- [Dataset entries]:
---

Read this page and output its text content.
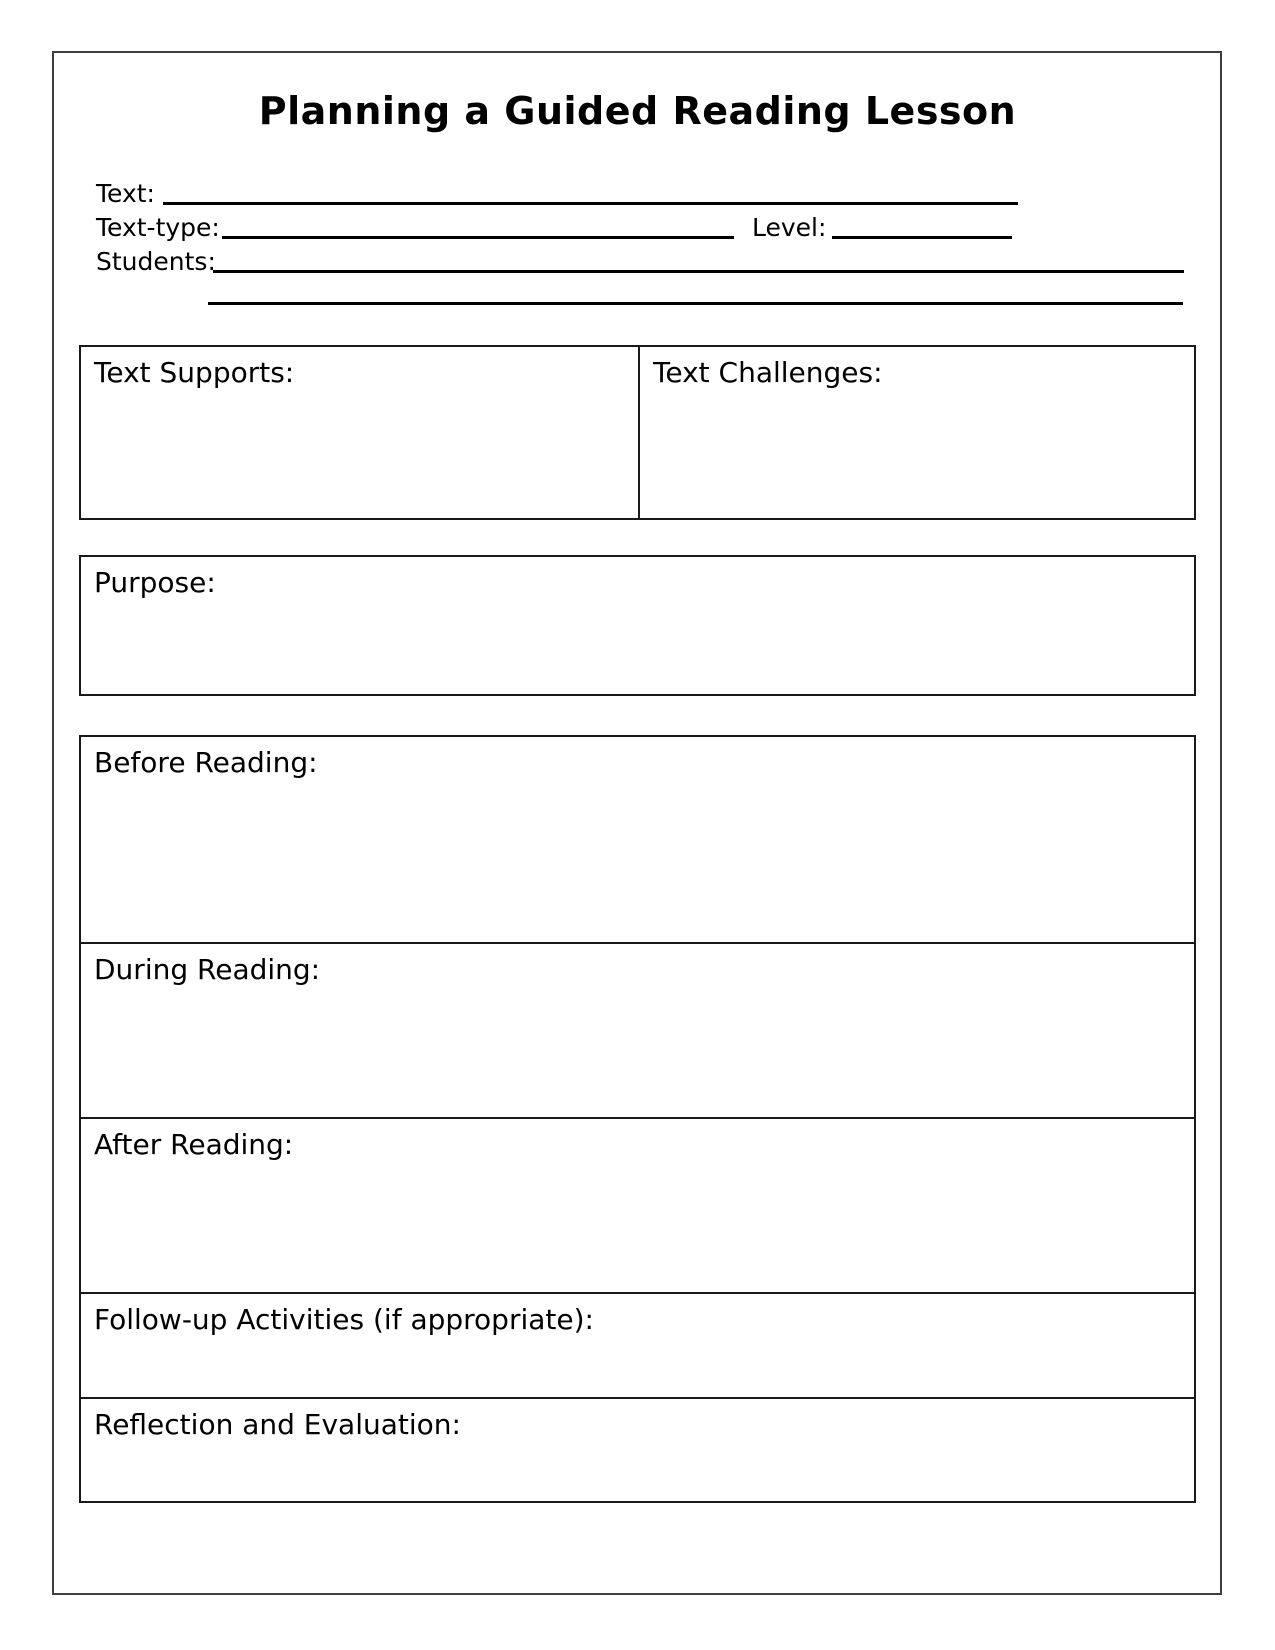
Planning a Guided Reading Lesson
Text:
Text-type:	Level:
Students:
Text Supports:	Text Challenges:
Purpose:
Before Reading:
During Reading:
After Reading:
Follow-up Activities (if appropriate):
Reflection and Evaluation:
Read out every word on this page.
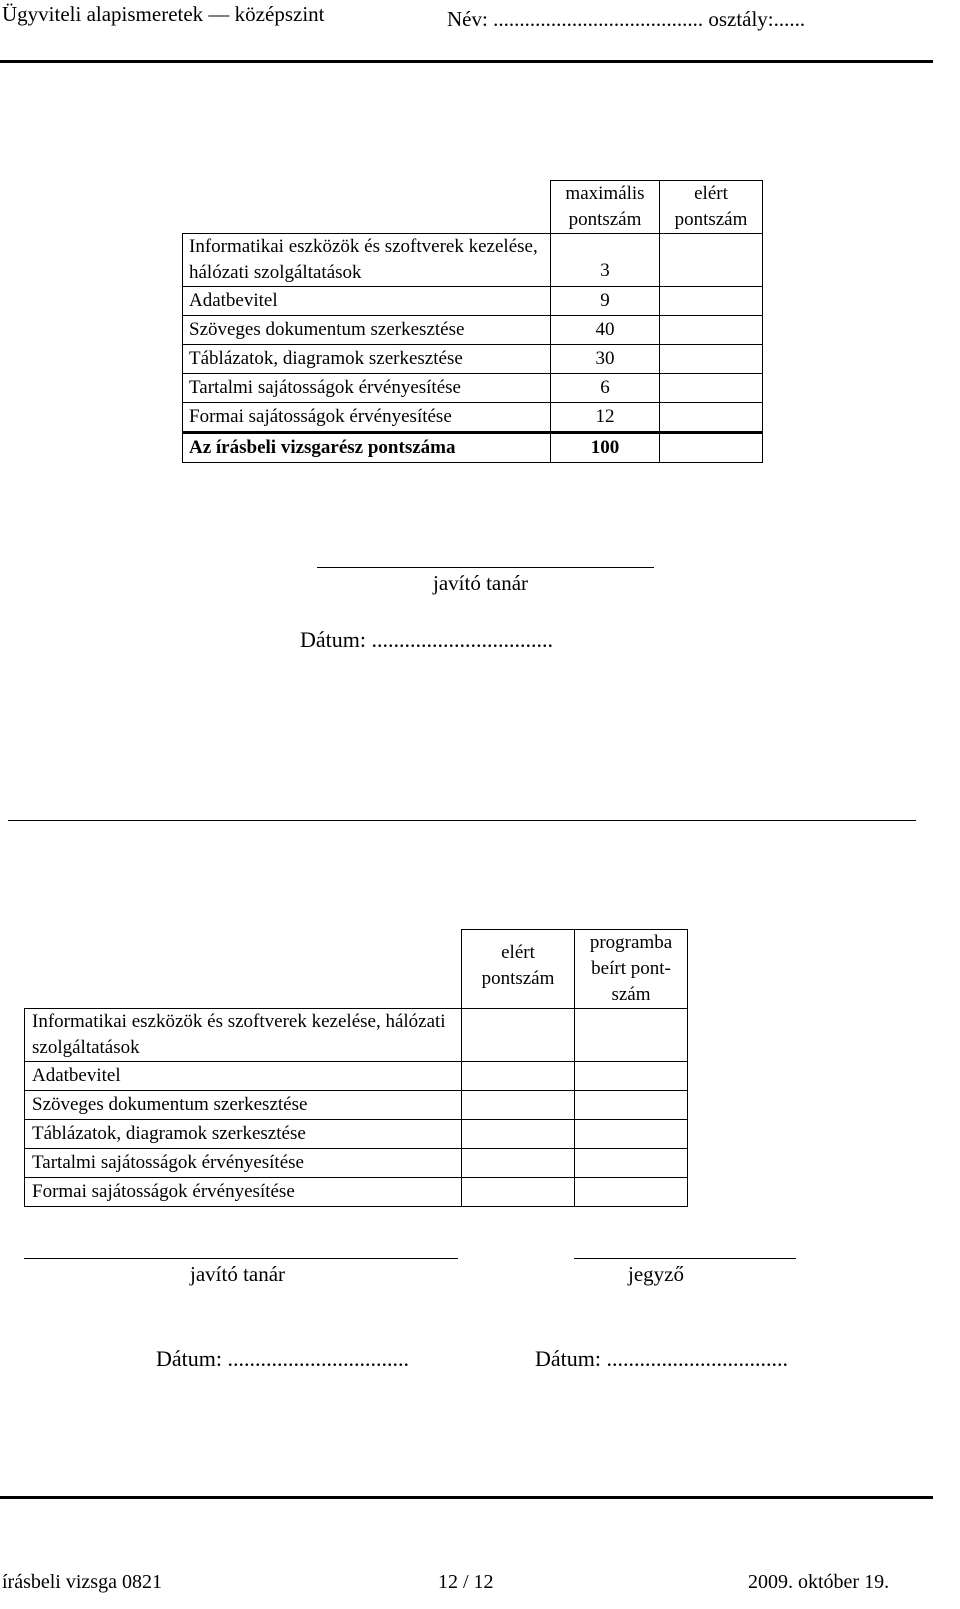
Ügyviteli alapismeretek — középszint	Név: ........................................ osztály:......
	maximális pontszám	elért pontszám
Informatikai eszközök és szoftverek kezelése, hálózati szolgáltatások	3	
Adatbevitel	9	
Szöveges dokumentum szerkesztése	40	
Táblázatok, diagramok szerkesztése	30	
Tartalmi sajátosságok érvényesítése	6	
Formai sajátosságok érvényesítése	12	
Az írásbeli vizsgarész pontszáma	100	
javító tanár
Dátum: .................................
	elért pontszám	programba beírt pont-szám
Informatikai eszközök és szoftverek kezelése, hálózati szolgáltatások		
Adatbevitel		
Szöveges dokumentum szerkesztése		
Táblázatok, diagramok szerkesztése		
Tartalmi sajátosságok érvényesítése		
Formai sajátosságok érvényesítése		
javító tanár	jegyző
Dátum: .................................	Dátum: .................................
írásbeli vizsga 0821	12 / 12	2009. október 19.
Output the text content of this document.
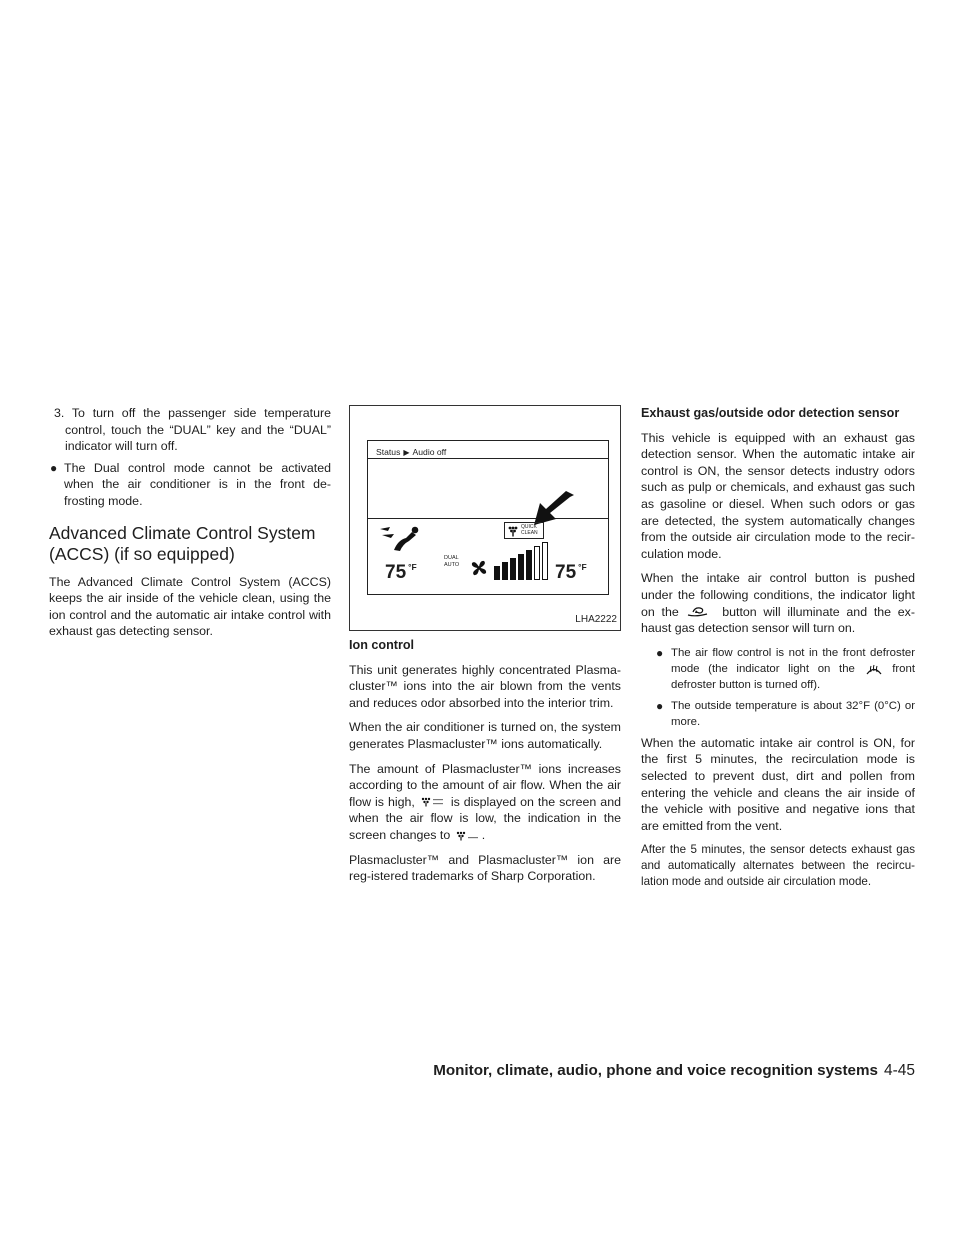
3. To turn off the passenger side temperature control, touch the “DUAL” key and the “DUAL” indicator will turn off.

● The Dual control mode cannot be activated when the air conditioner is in the front de-frosting mode.
Advanced Climate Control System
(ACCS) (if so equipped)

The Advanced Climate Control System (ACCS) keeps the air inside of the vehicle clean, using the ion control and the automatic air intake control with exhaust gas detecting sensor.

Status ▶ Audio off
QUICK
CLEAN
75 $^{^\circ F}$	75 $^{^\circ F}$
DUAL
AUTO
LHA2222
Ion control

This unit generates highly concentrated Plasma-cluster™ ions into the air blown from the vents and reduces odor absorbed into the interior trim.

When the air conditioner is turned on, the system generates Plasmacluster™ ions automatically.

The amount of Plasmacluster™ ions increases according to the amount of air flow. When the air flow is high,	is displayed on the screen and when the air flow is low, the indication in the screen changes to	.

Plasmacluster™ and Plasmacluster™ ion are reg-istered trademarks of Sharp Corporation.

Exhaust gas/outside odor detection sensor

This vehicle is equipped with an exhaust gas detection sensor. When the automatic intake air control is ON, the sensor detects industry odors such as pulp or chemicals, and exhaust gas such as gasoline or diesel. When such odors or gas are detected, the system automatically changes from the outside air circulation mode to the recir-culation mode.

When the intake air control button is pushed under the following conditions, the indicator light on the	button will illuminate and the ex-haust gas detection sensor will turn on.

● The air flow control is not in the front defroster mode (the indicator light on the	front defroster button is turned off).
● The outside temperature is about 32°F (0°C) or more.

When the automatic intake air control is ON, for the first 5 minutes, the recirculation mode is selected to prevent dust, dirt and pollen from entering the vehicle and cleans the air inside of the vehicle with positive and negative ions that are emitted from the vent.

After the 5 minutes, the sensor detects exhaust gas and automatically alternates between the recircu-lation mode and outside air circulation mode.

Monitor, climate, audio, phone and voice recognition systems 4-45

---

Report only the number of lines in the data above that contain "elért".

- [TASK ANSWER]:
2